* Aim of the exercise *
Quote, exactly, the line holding "Decode this image" and all lines after it to the end of the records below. Exclude pictures.

* Items listed in a dataset *
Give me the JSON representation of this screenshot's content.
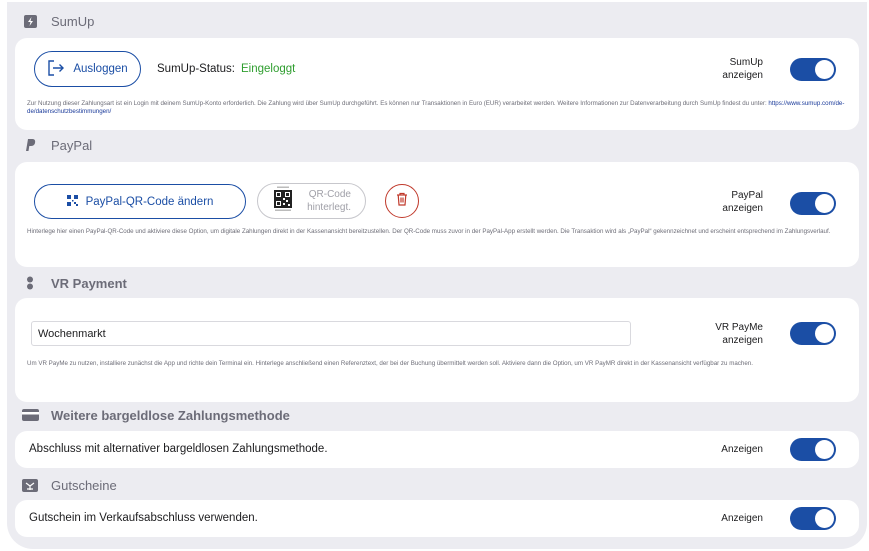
{
  "sumup": {
    "header": "SumUp",
    "logout_label": "Ausloggen",
    "status_label": "SumUp-Status:",
    "status_value": "Eingeloggt",
    "toggle_label_1": "SumUp",
    "toggle_label_2": "anzeigen",
    "note": "Zur Nutzung dieser Zahlungsart ist ein Login mit deinem SumUp-Konto erforderlich. Die Zahlung wird über SumUp durchgeführt. Es können nur Transaktionen in Euro (EUR) verarbeitet werden. Weitere Informationen zur Datenverarbeitung durch SumUp findest du unter: ",
    "note_link": "https://www.sumup.com/de-de/datenschutzbestimmungen/"
  },
  "paypal": {
    "header": "PayPal",
    "change_qr_label": "PayPal-QR-Code ändern",
    "qr_status_1": "QR-Code",
    "qr_status_2": "hinterlegt.",
    "toggle_label_1": "PayPal",
    "toggle_label_2": "anzeigen",
    "note": "Hinterlege hier einen PayPal-QR-Code und aktiviere diese Option, um digitale Zahlungen direkt in der Kassenansicht bereitzustellen. Der QR-Code muss zuvor in der PayPal-App erstellt werden. Die Transaktion wird als „PayPal“ gekennzeichnet und erscheint entsprechend im Zahlungsverlauf."
  },
  "vrpayment": {
    "header": "VR Payment",
    "reference_value": "Wochenmarkt",
    "toggle_label_1": "VR PayMe",
    "toggle_label_2": "anzeigen",
    "note": "Um VR PayMe zu nutzen, installiere zunächst die App und richte dein Terminal ein. Hinterlege anschließend einen Referenztext, der bei der Buchung übermittelt werden soll. Aktiviere dann die Option, um VR PayMR direkt in der Kassenansicht verfügbar zu machen."
  },
  "other_cashless": {
    "header": "Weitere bargeldlose Zahlungsmethode",
    "row_text": "Abschluss mit alternativer bargeldlosen Zahlungsmethode.",
    "toggle_label": "Anzeigen"
  },
  "vouchers": {
    "header": "Gutscheine",
    "row_text": "Gutschein im Verkaufsabschluss verwenden.",
    "toggle_label": "Anzeigen"
  },
  "colors": {
    "accent": "#1b4ea5",
    "success": "#2f9e2f",
    "danger": "#c0392b",
    "background": "#ececf1"
  },
  "toggles": {
    "sumup": true,
    "paypal": true,
    "vrpayme": true,
    "other_cashless": true,
    "vouchers": true
  }
}
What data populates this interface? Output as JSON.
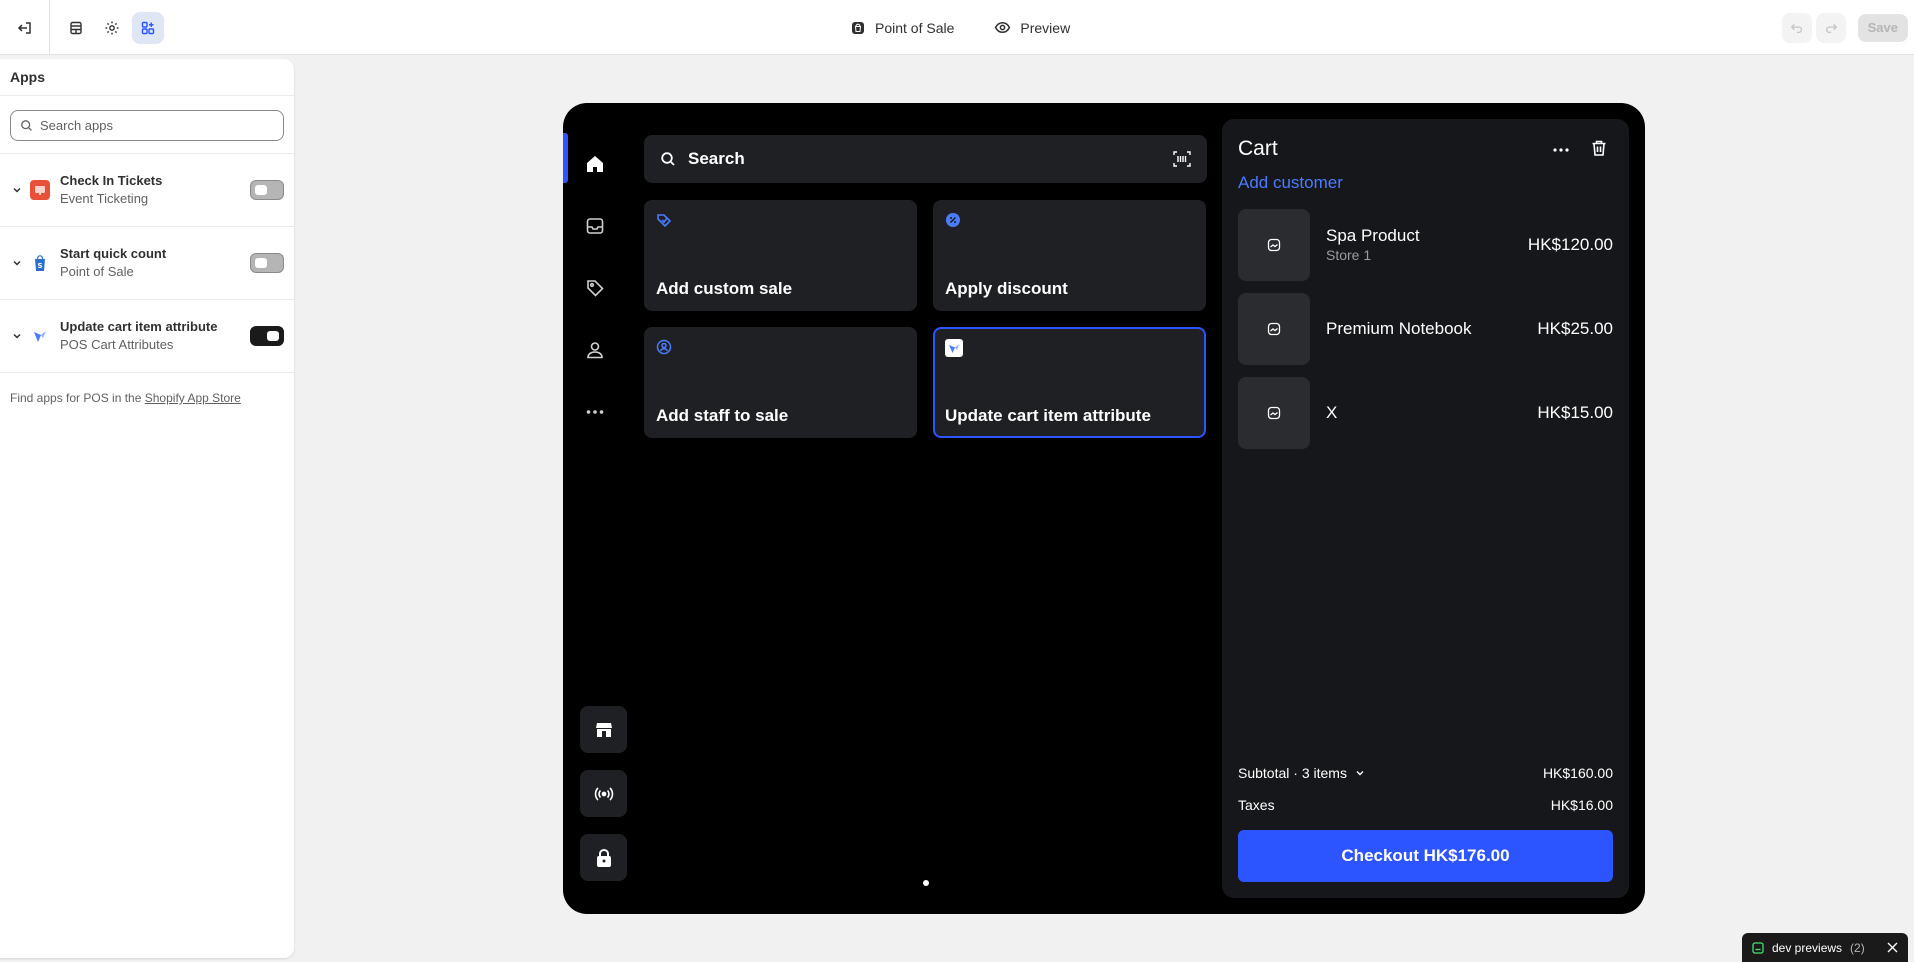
{
  "topbar": {
    "center_title": "Point of Sale",
    "preview_label": "Preview",
    "save_label": "Save"
  },
  "panel": {
    "title": "Apps",
    "search_placeholder": "Search apps",
    "apps": [
      {
        "name": "Check In Tickets",
        "sub": "Event Ticketing",
        "enabled": false
      },
      {
        "name": "Start quick count",
        "sub": "Point of Sale",
        "enabled": false
      },
      {
        "name": "Update cart item attribute",
        "sub": "POS Cart Attributes",
        "enabled": true
      }
    ],
    "find_prefix": "Find apps for POS in the",
    "find_link": "Shopify App Store"
  },
  "pos": {
    "search_label": "Search",
    "tiles": [
      {
        "label": "Add custom sale",
        "icon": "tag-check-icon"
      },
      {
        "label": "Apply discount",
        "icon": "discount-icon"
      },
      {
        "label": "Add staff to sale",
        "icon": "staff-icon"
      },
      {
        "label": "Update cart item attribute",
        "icon": "app-icon",
        "selected": true
      }
    ]
  },
  "cart": {
    "title": "Cart",
    "add_customer": "Add customer",
    "items": [
      {
        "name": "Spa Product",
        "sub": "Store 1",
        "price": "HK$120.00"
      },
      {
        "name": "Premium Notebook",
        "sub": "",
        "price": "HK$25.00"
      },
      {
        "name": "X",
        "sub": "",
        "price": "HK$15.00"
      }
    ],
    "subtotal_label": "Subtotal · 3 items",
    "subtotal_value": "HK$160.00",
    "taxes_label": "Taxes",
    "taxes_value": "HK$16.00",
    "checkout_label": "Checkout HK$176.00"
  },
  "dev": {
    "label": "dev previews",
    "count": "(2)"
  },
  "colors": {
    "accent": "#2c54ff",
    "link": "#4b7bff"
  }
}
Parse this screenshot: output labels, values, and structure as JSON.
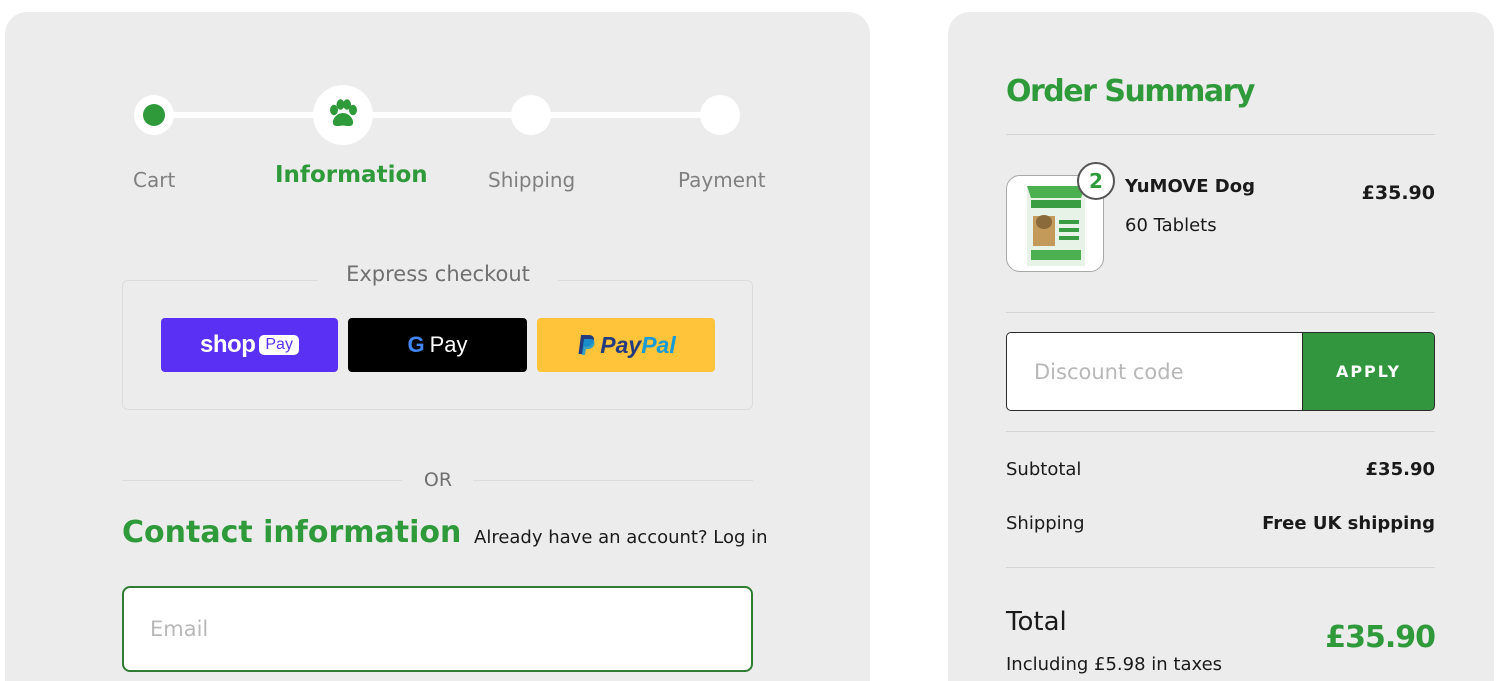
{
  "progress": {
    "steps": [
      {
        "label": "Cart",
        "state": "done"
      },
      {
        "label": "Information",
        "state": "current"
      },
      {
        "label": "Shipping",
        "state": "upcoming"
      },
      {
        "label": "Payment",
        "state": "upcoming"
      }
    ]
  },
  "express_checkout": {
    "title": "Express checkout",
    "shop_pay": {
      "word": "shop",
      "pill": "Pay"
    },
    "google_pay": {
      "g": "G",
      "word": "Pay"
    },
    "paypal": {
      "part1": "Pay",
      "part2": "Pal"
    },
    "or_text": "OR"
  },
  "contact": {
    "title": "Contact information",
    "account_prompt": "Already have an account?",
    "login_link": "Log in",
    "email_placeholder": "Email"
  },
  "order_summary": {
    "title": "Order Summary",
    "item": {
      "quantity": "2",
      "name": "YuMOVE Dog",
      "variant": "60 Tablets",
      "price": "£35.90"
    },
    "discount": {
      "placeholder": "Discount code",
      "apply_label": "APPLY"
    },
    "subtotal": {
      "label": "Subtotal",
      "value": "£35.90"
    },
    "shipping": {
      "label": "Shipping",
      "value": "Free UK shipping"
    },
    "total": {
      "label": "Total",
      "value": "£35.90",
      "tax_note": "Including £5.98 in taxes"
    }
  },
  "colors": {
    "brand_green": "#2e9a3a",
    "panel_bg": "#ececec",
    "shop_pay": "#5a31f4",
    "paypal_yellow": "#ffc439"
  },
  "icons": [
    "paw-icon",
    "google-g-icon",
    "paypal-p-icon"
  ]
}
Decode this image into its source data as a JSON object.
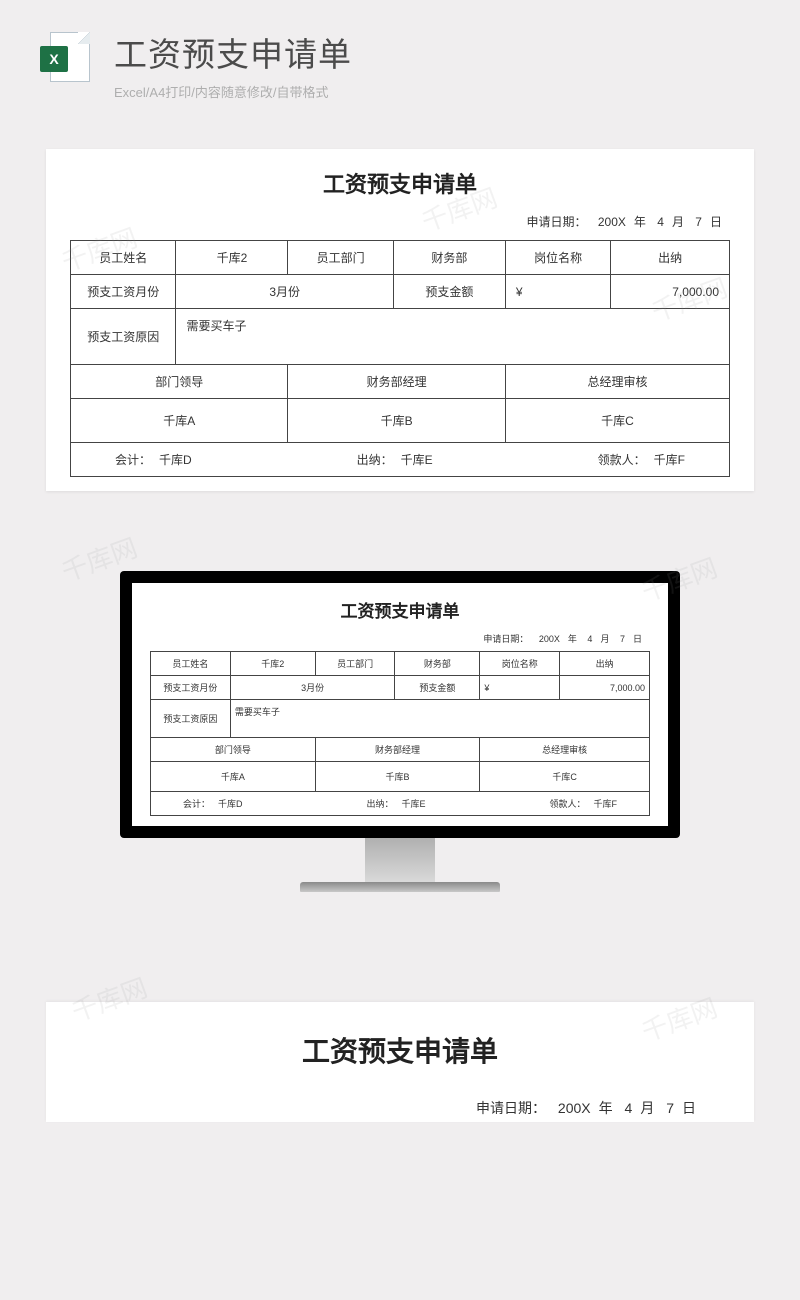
{
  "header": {
    "title": "工资预支申请单",
    "subtitle": "Excel/A4打印/内容随意修改/自带格式",
    "icon_letter": "X"
  },
  "form": {
    "title": "工资预支申请单",
    "date_label": "申请日期：",
    "year": "200X",
    "year_unit": "年",
    "month": "4",
    "month_unit": "月",
    "day": "7",
    "day_unit": "日",
    "labels": {
      "emp_name": "员工姓名",
      "emp_dept": "员工部门",
      "position": "岗位名称",
      "advance_month": "预支工资月份",
      "advance_amount": "预支金额",
      "reason": "预支工资原因",
      "dept_leader": "部门领导",
      "finance_mgr": "财务部经理",
      "gm_review": "总经理审核"
    },
    "values": {
      "emp_name": "千库2",
      "emp_dept": "财务部",
      "position": "出纳",
      "advance_month": "3月份",
      "currency": "¥",
      "advance_amount": "7,000.00",
      "reason": "需要买车子",
      "dept_leader": "千库A",
      "finance_mgr": "千库B",
      "gm_review": "千库C"
    },
    "footer": {
      "accountant_label": "会计：",
      "accountant": "千库D",
      "cashier_label": "出纳：",
      "cashier": "千库E",
      "receiver_label": "领款人：",
      "receiver": "千库F"
    }
  },
  "watermark": "千库网"
}
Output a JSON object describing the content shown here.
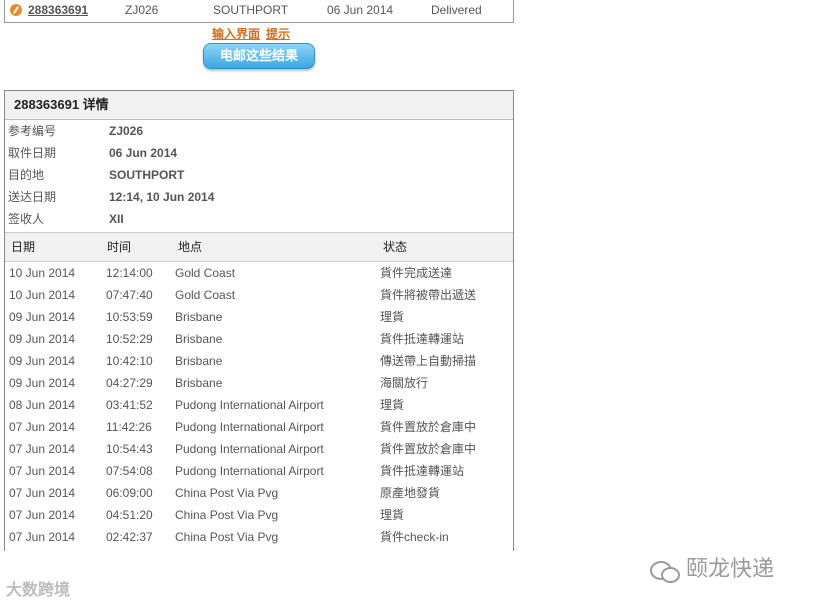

* The answer *
Decode this image into its source data as a JSON object.
{
  "header": {
    "title": "工资预支申请单",
    "subtitle": "Excel/A4打印/内容随意修改/自带格式",
    "icon_letter": "X"
  },
  "form": {
    "title": "工资预支申请单",
    "date_label": "申请日期：",
    "year": "200X",
    "year_unit": "年",
    "month": "4",
    "month_unit": "月",
    "day": "7",
    "day_unit": "日",
    "labels": {
      "emp_name": "员工姓名",
      "emp_dept": "员工部门",
      "position": "岗位名称",
      "advance_month": "预支工资月份",
      "advance_amount": "预支金额",
      "reason": "预支工资原因",
      "dept_leader": "部门领导",
      "finance_mgr": "财务部经理",
      "gm_review": "总经理审核"
    },
    "values": {
      "emp_name": "千库2",
      "emp_dept": "财务部",
      "position": "出纳",
      "advance_month": "3月份",
      "currency": "¥",
      "advance_amount": "7,000.00",
      "reason": "需要买车子",
      "dept_leader": "千库A",
      "finance_mgr": "千库B",
      "gm_review": "千库C"
    },
    "footer": {
      "accountant_label": "会计：",
      "accountant": "千库D",
      "cashier_label": "出纳：",
      "cashier": "千库E",
      "receiver_label": "领款人：",
      "receiver": "千库F"
    }
  },
  "watermark": "千库网"
}
Output a JSON object describing the content shown here.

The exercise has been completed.